_ENTRIES SHOWN_.
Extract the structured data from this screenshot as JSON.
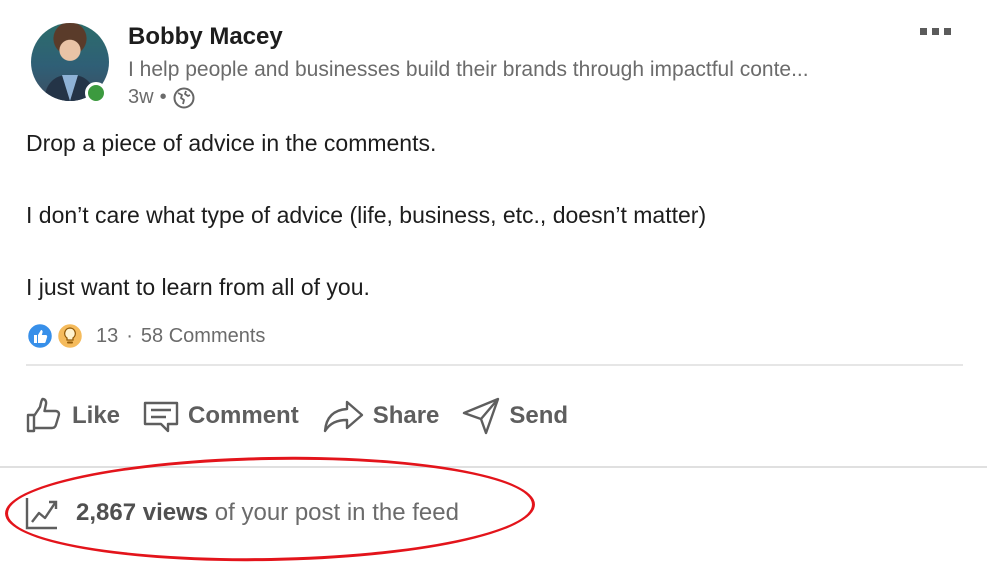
{
  "author": {
    "name": "Bobby Macey",
    "headline": "I help people and businesses build their brands through impactful conte...",
    "time": "3w",
    "separator": "•"
  },
  "post": {
    "lines": [
      "Drop a piece of advice in the comments.",
      "I don’t care what type of advice (life, business, etc., doesn’t matter)",
      "I just want to learn from all of you."
    ]
  },
  "social": {
    "reaction_count": "13",
    "separator": "·",
    "comments": "58 Comments"
  },
  "actions": {
    "like": "Like",
    "comment": "Comment",
    "share": "Share",
    "send": "Send"
  },
  "analytics": {
    "views_count": "2,867 views",
    "views_suffix": "of your post in the feed"
  },
  "colors": {
    "presence": "#3c9a3f",
    "like_reaction": "#0a66c2",
    "insight_reaction": "#f5bb5c",
    "highlight_oval": "#e3141b"
  }
}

_REQUIREMENT_. Excluding the pictures, restate the records above word for word.

_OUTPUT FOR THIS EXERCISE_.
Extract the structured data from this screenshot as JSON.
{
  "author": {
    "name": "Bobby Macey",
    "headline": "I help people and businesses build their brands through impactful conte...",
    "time": "3w",
    "separator": "•"
  },
  "post": {
    "lines": [
      "Drop a piece of advice in the comments.",
      "I don’t care what type of advice (life, business, etc., doesn’t matter)",
      "I just want to learn from all of you."
    ]
  },
  "social": {
    "reaction_count": "13",
    "separator": "·",
    "comments": "58 Comments"
  },
  "actions": {
    "like": "Like",
    "comment": "Comment",
    "share": "Share",
    "send": "Send"
  },
  "analytics": {
    "views_count": "2,867 views",
    "views_suffix": "of your post in the feed"
  },
  "colors": {
    "presence": "#3c9a3f",
    "like_reaction": "#0a66c2",
    "insight_reaction": "#f5bb5c",
    "highlight_oval": "#e3141b"
  }
}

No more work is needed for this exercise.